(Data entries for graphics)
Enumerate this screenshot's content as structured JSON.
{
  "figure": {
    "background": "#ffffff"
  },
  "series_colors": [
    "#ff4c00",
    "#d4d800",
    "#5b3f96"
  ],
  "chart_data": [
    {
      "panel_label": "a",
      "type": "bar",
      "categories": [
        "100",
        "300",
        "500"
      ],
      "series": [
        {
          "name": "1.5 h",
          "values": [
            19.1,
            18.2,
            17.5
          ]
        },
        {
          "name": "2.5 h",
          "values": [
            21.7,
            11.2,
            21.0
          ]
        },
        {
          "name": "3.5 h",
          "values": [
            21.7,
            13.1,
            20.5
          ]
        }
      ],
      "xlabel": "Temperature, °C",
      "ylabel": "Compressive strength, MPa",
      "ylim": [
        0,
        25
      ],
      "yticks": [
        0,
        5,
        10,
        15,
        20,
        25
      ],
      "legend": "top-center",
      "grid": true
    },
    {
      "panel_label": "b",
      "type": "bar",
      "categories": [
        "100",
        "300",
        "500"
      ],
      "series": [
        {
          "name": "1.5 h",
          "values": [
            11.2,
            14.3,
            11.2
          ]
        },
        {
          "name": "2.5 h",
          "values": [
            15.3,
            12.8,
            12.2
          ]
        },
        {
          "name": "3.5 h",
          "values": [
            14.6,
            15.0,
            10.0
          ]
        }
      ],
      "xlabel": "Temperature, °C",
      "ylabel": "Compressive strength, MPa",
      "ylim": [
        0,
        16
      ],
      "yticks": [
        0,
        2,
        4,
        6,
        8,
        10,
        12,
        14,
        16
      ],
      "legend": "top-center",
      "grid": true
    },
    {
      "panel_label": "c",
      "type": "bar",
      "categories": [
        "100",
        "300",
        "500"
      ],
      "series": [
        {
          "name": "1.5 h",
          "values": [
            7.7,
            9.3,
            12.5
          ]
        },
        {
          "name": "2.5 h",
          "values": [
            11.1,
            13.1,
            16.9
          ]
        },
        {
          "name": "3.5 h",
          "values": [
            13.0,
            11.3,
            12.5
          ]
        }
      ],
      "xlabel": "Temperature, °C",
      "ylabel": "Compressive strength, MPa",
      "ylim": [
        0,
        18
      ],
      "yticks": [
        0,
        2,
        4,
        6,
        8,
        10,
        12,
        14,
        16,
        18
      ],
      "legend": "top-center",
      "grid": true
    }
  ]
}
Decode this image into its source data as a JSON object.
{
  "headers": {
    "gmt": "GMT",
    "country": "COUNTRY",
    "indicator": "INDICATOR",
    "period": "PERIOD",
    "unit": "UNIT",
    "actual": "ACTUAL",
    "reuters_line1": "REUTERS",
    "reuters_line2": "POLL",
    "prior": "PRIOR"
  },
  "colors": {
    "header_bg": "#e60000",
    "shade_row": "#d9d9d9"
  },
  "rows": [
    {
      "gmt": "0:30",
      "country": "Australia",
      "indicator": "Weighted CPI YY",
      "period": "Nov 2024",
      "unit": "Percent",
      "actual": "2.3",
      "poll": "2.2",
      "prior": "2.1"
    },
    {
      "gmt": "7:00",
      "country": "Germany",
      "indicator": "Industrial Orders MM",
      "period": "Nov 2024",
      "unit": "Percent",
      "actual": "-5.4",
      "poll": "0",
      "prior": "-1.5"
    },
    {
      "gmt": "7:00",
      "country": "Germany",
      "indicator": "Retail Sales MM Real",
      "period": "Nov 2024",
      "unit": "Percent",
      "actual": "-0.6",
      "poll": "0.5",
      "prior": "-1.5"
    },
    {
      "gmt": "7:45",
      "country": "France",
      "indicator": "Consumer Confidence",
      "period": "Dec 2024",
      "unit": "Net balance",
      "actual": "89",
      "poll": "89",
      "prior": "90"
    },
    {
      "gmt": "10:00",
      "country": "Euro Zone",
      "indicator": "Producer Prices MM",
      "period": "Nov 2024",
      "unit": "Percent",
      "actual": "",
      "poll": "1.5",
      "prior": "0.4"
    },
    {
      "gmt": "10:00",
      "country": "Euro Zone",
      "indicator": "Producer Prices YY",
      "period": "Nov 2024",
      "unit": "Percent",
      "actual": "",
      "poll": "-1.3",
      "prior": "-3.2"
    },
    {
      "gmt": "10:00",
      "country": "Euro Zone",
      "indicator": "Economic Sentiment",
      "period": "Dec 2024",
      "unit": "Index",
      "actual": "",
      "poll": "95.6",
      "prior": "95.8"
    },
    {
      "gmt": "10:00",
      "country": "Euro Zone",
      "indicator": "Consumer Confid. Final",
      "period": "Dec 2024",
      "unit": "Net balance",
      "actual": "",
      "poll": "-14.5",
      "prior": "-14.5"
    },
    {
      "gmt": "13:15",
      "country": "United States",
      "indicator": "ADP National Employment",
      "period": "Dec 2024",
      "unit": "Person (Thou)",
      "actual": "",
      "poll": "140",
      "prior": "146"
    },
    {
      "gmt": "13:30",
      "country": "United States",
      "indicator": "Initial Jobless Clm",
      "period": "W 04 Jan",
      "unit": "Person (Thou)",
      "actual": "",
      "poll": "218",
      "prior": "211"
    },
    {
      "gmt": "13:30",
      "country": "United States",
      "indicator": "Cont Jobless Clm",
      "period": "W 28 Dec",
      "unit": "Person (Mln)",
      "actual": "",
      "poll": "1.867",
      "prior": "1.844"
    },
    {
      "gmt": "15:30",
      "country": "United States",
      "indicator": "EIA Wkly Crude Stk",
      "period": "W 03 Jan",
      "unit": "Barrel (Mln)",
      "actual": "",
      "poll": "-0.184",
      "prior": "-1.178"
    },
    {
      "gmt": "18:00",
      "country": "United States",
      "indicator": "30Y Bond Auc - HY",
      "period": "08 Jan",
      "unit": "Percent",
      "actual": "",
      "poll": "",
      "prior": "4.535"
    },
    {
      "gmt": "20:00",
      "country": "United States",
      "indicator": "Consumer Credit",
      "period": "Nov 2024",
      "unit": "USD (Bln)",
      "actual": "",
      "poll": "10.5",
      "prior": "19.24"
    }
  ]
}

● YOUR TASK: Your task is to retype all the records above with nothing left out.

● ANSWER FOR THIS EXERCISE:
Enumerate this screenshot's content as structured JSON.
{
  "figure": {
    "background": "#ffffff"
  },
  "series_colors": [
    "#ff4c00",
    "#d4d800",
    "#5b3f96"
  ],
  "chart_data": [
    {
      "panel_label": "a",
      "type": "bar",
      "categories": [
        "100",
        "300",
        "500"
      ],
      "series": [
        {
          "name": "1.5 h",
          "values": [
            19.1,
            18.2,
            17.5
          ]
        },
        {
          "name": "2.5 h",
          "values": [
            21.7,
            11.2,
            21.0
          ]
        },
        {
          "name": "3.5 h",
          "values": [
            21.7,
            13.1,
            20.5
          ]
        }
      ],
      "xlabel": "Temperature, °C",
      "ylabel": "Compressive strength, MPa",
      "ylim": [
        0,
        25
      ],
      "yticks": [
        0,
        5,
        10,
        15,
        20,
        25
      ],
      "legend": "top-center",
      "grid": true
    },
    {
      "panel_label": "b",
      "type": "bar",
      "categories": [
        "100",
        "300",
        "500"
      ],
      "series": [
        {
          "name": "1.5 h",
          "values": [
            11.2,
            14.3,
            11.2
          ]
        },
        {
          "name": "2.5 h",
          "values": [
            15.3,
            12.8,
            12.2
          ]
        },
        {
          "name": "3.5 h",
          "values": [
            14.6,
            15.0,
            10.0
          ]
        }
      ],
      "xlabel": "Temperature, °C",
      "ylabel": "Compressive strength, MPa",
      "ylim": [
        0,
        16
      ],
      "yticks": [
        0,
        2,
        4,
        6,
        8,
        10,
        12,
        14,
        16
      ],
      "legend": "top-center",
      "grid": true
    },
    {
      "panel_label": "c",
      "type": "bar",
      "categories": [
        "100",
        "300",
        "500"
      ],
      "series": [
        {
          "name": "1.5 h",
          "values": [
            7.7,
            9.3,
            12.5
          ]
        },
        {
          "name": "2.5 h",
          "values": [
            11.1,
            13.1,
            16.9
          ]
        },
        {
          "name": "3.5 h",
          "values": [
            13.0,
            11.3,
            12.5
          ]
        }
      ],
      "xlabel": "Temperature, °C",
      "ylabel": "Compressive strength, MPa",
      "ylim": [
        0,
        18
      ],
      "yticks": [
        0,
        2,
        4,
        6,
        8,
        10,
        12,
        14,
        16,
        18
      ],
      "legend": "top-center",
      "grid": true
    }
  ]
}
Decode this image into its source data as a JSON object.
{
  "headers": {
    "gmt": "GMT",
    "country": "COUNTRY",
    "indicator": "INDICATOR",
    "period": "PERIOD",
    "unit": "UNIT",
    "actual": "ACTUAL",
    "reuters_line1": "REUTERS",
    "reuters_line2": "POLL",
    "prior": "PRIOR"
  },
  "colors": {
    "header_bg": "#e60000",
    "shade_row": "#d9d9d9"
  },
  "rows": [
    {
      "gmt": "0:30",
      "country": "Australia",
      "indicator": "Weighted CPI YY",
      "period": "Nov 2024",
      "unit": "Percent",
      "actual": "2.3",
      "poll": "2.2",
      "prior": "2.1"
    },
    {
      "gmt": "7:00",
      "country": "Germany",
      "indicator": "Industrial Orders MM",
      "period": "Nov 2024",
      "unit": "Percent",
      "actual": "-5.4",
      "poll": "0",
      "prior": "-1.5"
    },
    {
      "gmt": "7:00",
      "country": "Germany",
      "indicator": "Retail Sales MM Real",
      "period": "Nov 2024",
      "unit": "Percent",
      "actual": "-0.6",
      "poll": "0.5",
      "prior": "-1.5"
    },
    {
      "gmt": "7:45",
      "country": "France",
      "indicator": "Consumer Confidence",
      "period": "Dec 2024",
      "unit": "Net balance",
      "actual": "89",
      "poll": "89",
      "prior": "90"
    },
    {
      "gmt": "10:00",
      "country": "Euro Zone",
      "indicator": "Producer Prices MM",
      "period": "Nov 2024",
      "unit": "Percent",
      "actual": "",
      "poll": "1.5",
      "prior": "0.4"
    },
    {
      "gmt": "10:00",
      "country": "Euro Zone",
      "indicator": "Producer Prices YY",
      "period": "Nov 2024",
      "unit": "Percent",
      "actual": "",
      "poll": "-1.3",
      "prior": "-3.2"
    },
    {
      "gmt": "10:00",
      "country": "Euro Zone",
      "indicator": "Economic Sentiment",
      "period": "Dec 2024",
      "unit": "Index",
      "actual": "",
      "poll": "95.6",
      "prior": "95.8"
    },
    {
      "gmt": "10:00",
      "country": "Euro Zone",
      "indicator": "Consumer Confid. Final",
      "period": "Dec 2024",
      "unit": "Net balance",
      "actual": "",
      "poll": "-14.5",
      "prior": "-14.5"
    },
    {
      "gmt": "13:15",
      "country": "United States",
      "indicator": "ADP National Employment",
      "period": "Dec 2024",
      "unit": "Person (Thou)",
      "actual": "",
      "poll": "140",
      "prior": "146"
    },
    {
      "gmt": "13:30",
      "country": "United States",
      "indicator": "Initial Jobless Clm",
      "period": "W 04 Jan",
      "unit": "Person (Thou)",
      "actual": "",
      "poll": "218",
      "prior": "211"
    },
    {
      "gmt": "13:30",
      "country": "United States",
      "indicator": "Cont Jobless Clm",
      "period": "W 28 Dec",
      "unit": "Person (Mln)",
      "actual": "",
      "poll": "1.867",
      "prior": "1.844"
    },
    {
      "gmt": "15:30",
      "country": "United States",
      "indicator": "EIA Wkly Crude Stk",
      "period": "W 03 Jan",
      "unit": "Barrel (Mln)",
      "actual": "",
      "poll": "-0.184",
      "prior": "-1.178"
    },
    {
      "gmt": "18:00",
      "country": "United States",
      "indicator": "30Y Bond Auc - HY",
      "period": "08 Jan",
      "unit": "Percent",
      "actual": "",
      "poll": "",
      "prior": "4.535"
    },
    {
      "gmt": "20:00",
      "country": "United States",
      "indicator": "Consumer Credit",
      "period": "Nov 2024",
      "unit": "USD (Bln)",
      "actual": "",
      "poll": "10.5",
      "prior": "19.24"
    }
  ]
}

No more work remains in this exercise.